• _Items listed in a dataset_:
********
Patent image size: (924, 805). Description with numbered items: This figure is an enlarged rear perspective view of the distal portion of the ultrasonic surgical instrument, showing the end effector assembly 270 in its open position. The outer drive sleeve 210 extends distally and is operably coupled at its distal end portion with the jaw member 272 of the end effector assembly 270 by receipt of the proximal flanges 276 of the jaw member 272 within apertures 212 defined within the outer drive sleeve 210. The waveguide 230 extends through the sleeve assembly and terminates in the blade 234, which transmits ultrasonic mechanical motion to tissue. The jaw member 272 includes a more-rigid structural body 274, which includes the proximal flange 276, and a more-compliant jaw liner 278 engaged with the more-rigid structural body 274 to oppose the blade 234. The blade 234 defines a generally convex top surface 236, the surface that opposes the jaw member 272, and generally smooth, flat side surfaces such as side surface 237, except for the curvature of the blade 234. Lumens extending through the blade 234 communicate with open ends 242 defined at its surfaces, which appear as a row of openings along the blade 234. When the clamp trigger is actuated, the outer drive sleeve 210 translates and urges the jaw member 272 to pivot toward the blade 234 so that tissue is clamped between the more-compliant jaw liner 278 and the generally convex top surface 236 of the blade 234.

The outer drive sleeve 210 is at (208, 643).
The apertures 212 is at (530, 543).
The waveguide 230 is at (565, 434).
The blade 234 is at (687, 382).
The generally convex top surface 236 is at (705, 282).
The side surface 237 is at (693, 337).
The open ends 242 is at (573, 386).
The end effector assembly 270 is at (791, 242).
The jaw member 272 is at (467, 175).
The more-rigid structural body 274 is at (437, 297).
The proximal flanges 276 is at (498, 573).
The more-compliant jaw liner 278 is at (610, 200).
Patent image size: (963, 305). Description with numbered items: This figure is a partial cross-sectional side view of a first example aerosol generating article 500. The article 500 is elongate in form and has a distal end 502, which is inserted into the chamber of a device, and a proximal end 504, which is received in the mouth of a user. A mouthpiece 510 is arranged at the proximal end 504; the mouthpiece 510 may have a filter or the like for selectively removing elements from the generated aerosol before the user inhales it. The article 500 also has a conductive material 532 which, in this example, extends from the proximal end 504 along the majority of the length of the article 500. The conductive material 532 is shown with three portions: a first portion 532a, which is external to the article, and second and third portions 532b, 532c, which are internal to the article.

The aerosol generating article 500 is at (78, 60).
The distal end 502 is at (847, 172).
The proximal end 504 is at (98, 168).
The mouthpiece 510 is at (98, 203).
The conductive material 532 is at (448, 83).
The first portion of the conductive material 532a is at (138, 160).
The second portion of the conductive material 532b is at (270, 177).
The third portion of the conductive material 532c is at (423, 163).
********
Could you output every one of the items above word for word, with nothing changed?

Patent image size: (924, 805). Description with numbered items: This figure is an enlarged rear perspective view of the distal portion of the ultrasonic surgical instrument, showing the end effector assembly 270 in its open position. The outer drive sleeve 210 extends distally and is operably coupled at its distal end portion with the jaw member 272 of the end effector assembly 270 by receipt of the proximal flanges 276 of the jaw member 272 within apertures 212 defined within the outer drive sleeve 210. The waveguide 230 extends through the sleeve assembly and terminates in the blade 234, which transmits ultrasonic mechanical motion to tissue. The jaw member 272 includes a more-rigid structural body 274, which includes the proximal flange 276, and a more-compliant jaw liner 278 engaged with the more-rigid structural body 274 to oppose the blade 234. The blade 234 defines a generally convex top surface 236, the surface that opposes the jaw member 272, and generally smooth, flat side surfaces such as side surface 237, except for the curvature of the blade 234. Lumens extending through the blade 234 communicate with open ends 242 defined at its surfaces, which appear as a row of openings along the blade 234. When the clamp trigger is actuated, the outer drive sleeve 210 translates and urges the jaw member 272 to pivot toward the blade 234 so that tissue is clamped between the more-compliant jaw liner 278 and the generally convex top surface 236 of the blade 234.

The outer drive sleeve 210 is at (208, 643).
The apertures 212 is at (530, 543).
The waveguide 230 is at (565, 434).
The blade 234 is at (687, 382).
The generally convex top surface 236 is at (705, 282).
The side surface 237 is at (693, 337).
The open ends 242 is at (573, 386).
The end effector assembly 270 is at (791, 242).
The jaw member 272 is at (467, 175).
The more-rigid structural body 274 is at (437, 297).
The proximal flanges 276 is at (498, 573).
The more-compliant jaw liner 278 is at (610, 200).
Patent image size: (963, 305). Description with numbered items: This figure is a partial cross-sectional side view of a first example aerosol generating article 500. The article 500 is elongate in form and has a distal end 502, which is inserted into the chamber of a device, and a proximal end 504, which is received in the mouth of a user. A mouthpiece 510 is arranged at the proximal end 504; the mouthpiece 510 may have a filter or the like for selectively removing elements from the generated aerosol before the user inhales it. The article 500 also has a conductive material 532 which, in this example, extends from the proximal end 504 along the majority of the length of the article 500. The conductive material 532 is shown with three portions: a first portion 532a, which is external to the article, and second and third portions 532b, 532c, which are internal to the article.

The aerosol generating article 500 is at (78, 60).
The distal end 502 is at (847, 172).
The proximal end 504 is at (98, 168).
The mouthpiece 510 is at (98, 203).
The conductive material 532 is at (448, 83).
The first portion of the conductive material 532a is at (138, 160).
The second portion of the conductive material 532b is at (270, 177).
The third portion of the conductive material 532c is at (423, 163).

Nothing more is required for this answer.